Goal of the exercise –
Write every record out again exactly as given.

(Dataset records)
*-*-*
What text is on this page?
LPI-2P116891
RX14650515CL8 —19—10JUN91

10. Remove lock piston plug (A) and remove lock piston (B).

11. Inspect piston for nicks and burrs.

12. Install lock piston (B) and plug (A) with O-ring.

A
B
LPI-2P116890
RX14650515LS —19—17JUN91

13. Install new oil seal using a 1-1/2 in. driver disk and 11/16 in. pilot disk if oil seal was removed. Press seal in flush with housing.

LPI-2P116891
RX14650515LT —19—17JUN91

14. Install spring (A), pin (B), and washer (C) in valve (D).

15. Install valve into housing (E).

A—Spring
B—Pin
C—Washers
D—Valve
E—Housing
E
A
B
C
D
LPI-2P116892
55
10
*-*-*
Task response –
What text is on this page?
LPI-2P116891
RX14650515CL8 —19—10JUN91

10. Remove lock piston plug (A) and remove lock piston (B).

11. Inspect piston for nicks and burrs.

12. Install lock piston (B) and plug (A) with O-ring.

A
B
LPI-2P116890
RX14650515LS —19—17JUN91

13. Install new oil seal using a 1-1/2 in. driver disk and 11/16 in. pilot disk if oil seal was removed. Press seal in flush with housing.

LPI-2P116891
RX14650515LT —19—17JUN91

14. Install spring (A), pin (B), and washer (C) in valve (D).

15. Install valve into housing (E).

A—Spring
B—Pin
C—Washers
D—Valve
E—Housing
E
A
B
C
D
LPI-2P116892
55
10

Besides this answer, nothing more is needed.